Exercise description
Find every line in the records below that holds the word "согласие", and copy each one.

Data provided
____________________
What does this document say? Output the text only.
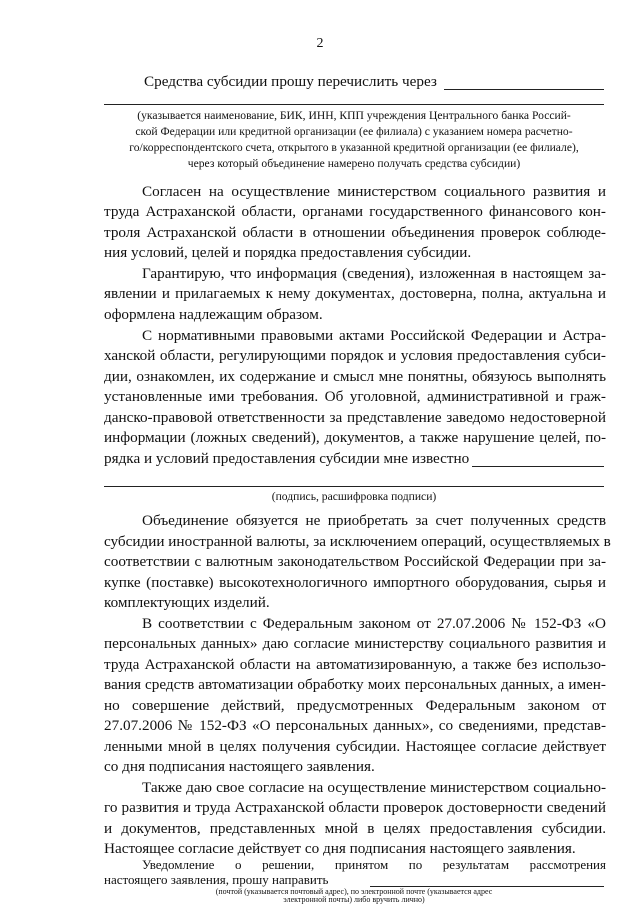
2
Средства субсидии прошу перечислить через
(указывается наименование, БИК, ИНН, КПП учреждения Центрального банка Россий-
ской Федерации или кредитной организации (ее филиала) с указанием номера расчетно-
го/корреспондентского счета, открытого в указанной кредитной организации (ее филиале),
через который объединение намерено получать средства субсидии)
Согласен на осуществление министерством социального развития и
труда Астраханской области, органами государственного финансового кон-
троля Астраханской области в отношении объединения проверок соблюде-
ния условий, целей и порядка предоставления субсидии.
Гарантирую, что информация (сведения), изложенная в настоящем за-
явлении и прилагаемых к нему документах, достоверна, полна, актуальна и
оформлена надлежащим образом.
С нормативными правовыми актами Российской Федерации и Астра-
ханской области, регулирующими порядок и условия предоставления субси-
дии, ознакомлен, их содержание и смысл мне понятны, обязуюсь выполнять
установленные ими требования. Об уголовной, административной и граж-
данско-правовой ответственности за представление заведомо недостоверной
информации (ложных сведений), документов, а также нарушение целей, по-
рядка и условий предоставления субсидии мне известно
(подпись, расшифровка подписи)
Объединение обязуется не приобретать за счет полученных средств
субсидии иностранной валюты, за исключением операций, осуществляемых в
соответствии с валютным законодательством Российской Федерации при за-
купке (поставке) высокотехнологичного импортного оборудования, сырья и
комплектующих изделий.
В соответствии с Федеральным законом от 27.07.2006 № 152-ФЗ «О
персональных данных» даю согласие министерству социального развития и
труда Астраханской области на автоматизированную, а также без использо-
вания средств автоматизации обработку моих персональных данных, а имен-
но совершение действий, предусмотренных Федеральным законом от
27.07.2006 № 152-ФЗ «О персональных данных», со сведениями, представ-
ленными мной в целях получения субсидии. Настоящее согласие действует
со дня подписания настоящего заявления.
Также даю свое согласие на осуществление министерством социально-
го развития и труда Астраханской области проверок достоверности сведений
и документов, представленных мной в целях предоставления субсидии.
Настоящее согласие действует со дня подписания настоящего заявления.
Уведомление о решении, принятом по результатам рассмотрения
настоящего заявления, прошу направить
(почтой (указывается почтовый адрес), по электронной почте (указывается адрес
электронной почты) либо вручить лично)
____________________
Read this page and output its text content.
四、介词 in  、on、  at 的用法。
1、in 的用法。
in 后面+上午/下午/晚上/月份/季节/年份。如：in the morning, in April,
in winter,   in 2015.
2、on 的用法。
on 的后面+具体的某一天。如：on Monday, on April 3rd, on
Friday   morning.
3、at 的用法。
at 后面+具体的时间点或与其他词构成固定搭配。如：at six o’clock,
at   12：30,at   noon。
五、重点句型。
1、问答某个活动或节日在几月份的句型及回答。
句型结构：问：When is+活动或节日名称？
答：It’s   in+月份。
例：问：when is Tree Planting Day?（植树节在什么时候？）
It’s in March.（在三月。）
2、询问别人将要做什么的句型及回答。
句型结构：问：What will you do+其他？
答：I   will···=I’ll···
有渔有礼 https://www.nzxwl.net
____________________
Reply
персональных данных» даю согласие министерству социального развития и
ленными мной в целях получения субсидии. Настоящее согласие действует
Также даю свое согласие на осуществление министерством социально-
Настоящее согласие действует со дня подписания настоящего заявления.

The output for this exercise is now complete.